> **Task instructions**:
Go through the records and show each line where the word "grid" occurs.

> **Record extracts**:
↓↓↓

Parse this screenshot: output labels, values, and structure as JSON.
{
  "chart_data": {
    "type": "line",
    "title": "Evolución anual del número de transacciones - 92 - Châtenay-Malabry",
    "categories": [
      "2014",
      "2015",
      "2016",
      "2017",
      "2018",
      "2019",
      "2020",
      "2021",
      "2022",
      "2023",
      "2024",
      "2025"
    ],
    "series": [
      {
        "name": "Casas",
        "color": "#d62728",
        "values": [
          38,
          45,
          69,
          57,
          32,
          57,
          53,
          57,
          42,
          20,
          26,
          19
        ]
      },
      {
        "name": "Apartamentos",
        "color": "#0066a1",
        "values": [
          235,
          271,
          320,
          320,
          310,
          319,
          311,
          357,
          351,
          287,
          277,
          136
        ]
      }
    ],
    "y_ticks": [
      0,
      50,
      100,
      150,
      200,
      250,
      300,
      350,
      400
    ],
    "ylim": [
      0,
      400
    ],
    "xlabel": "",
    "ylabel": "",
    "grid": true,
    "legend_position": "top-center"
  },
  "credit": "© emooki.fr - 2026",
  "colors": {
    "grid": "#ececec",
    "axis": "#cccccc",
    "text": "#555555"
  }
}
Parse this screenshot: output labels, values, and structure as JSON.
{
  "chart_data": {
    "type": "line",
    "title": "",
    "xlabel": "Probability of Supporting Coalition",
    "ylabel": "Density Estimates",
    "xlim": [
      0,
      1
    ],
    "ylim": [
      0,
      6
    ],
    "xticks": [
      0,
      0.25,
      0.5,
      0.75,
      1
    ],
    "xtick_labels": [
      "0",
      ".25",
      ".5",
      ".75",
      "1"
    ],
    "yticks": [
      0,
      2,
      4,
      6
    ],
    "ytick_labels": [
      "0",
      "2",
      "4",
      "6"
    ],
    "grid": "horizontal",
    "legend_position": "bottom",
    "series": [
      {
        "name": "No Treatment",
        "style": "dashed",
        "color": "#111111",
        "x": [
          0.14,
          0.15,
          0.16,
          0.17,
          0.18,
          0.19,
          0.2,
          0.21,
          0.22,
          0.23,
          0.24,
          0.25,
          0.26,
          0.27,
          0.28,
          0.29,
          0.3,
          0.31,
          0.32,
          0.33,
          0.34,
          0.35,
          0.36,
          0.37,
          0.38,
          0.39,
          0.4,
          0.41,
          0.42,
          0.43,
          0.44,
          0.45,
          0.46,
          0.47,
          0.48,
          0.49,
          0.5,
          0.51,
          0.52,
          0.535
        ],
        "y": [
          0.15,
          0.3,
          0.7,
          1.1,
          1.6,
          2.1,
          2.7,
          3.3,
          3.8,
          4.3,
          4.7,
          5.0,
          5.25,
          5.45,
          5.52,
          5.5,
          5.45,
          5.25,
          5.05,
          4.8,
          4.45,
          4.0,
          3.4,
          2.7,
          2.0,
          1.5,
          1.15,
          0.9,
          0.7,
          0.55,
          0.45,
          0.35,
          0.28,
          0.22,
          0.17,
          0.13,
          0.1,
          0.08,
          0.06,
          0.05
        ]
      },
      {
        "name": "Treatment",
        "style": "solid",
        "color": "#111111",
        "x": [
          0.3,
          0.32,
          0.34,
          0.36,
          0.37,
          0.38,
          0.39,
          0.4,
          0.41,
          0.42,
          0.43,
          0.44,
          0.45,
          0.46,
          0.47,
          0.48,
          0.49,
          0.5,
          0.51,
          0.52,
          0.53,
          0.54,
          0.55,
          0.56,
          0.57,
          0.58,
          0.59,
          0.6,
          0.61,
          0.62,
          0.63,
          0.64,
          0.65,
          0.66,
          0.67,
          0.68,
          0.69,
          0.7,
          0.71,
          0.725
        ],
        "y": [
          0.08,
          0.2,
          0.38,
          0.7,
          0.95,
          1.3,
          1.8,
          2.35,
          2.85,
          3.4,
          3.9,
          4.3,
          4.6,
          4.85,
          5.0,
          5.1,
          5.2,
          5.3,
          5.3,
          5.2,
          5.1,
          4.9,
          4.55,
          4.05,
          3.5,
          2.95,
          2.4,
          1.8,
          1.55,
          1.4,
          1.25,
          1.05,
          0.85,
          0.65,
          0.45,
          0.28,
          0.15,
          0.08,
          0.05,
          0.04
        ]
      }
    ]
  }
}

↑↑↑

> **Full output**:
    "grid": true,
    "grid": "#ececec",
    "grid": "horizontal",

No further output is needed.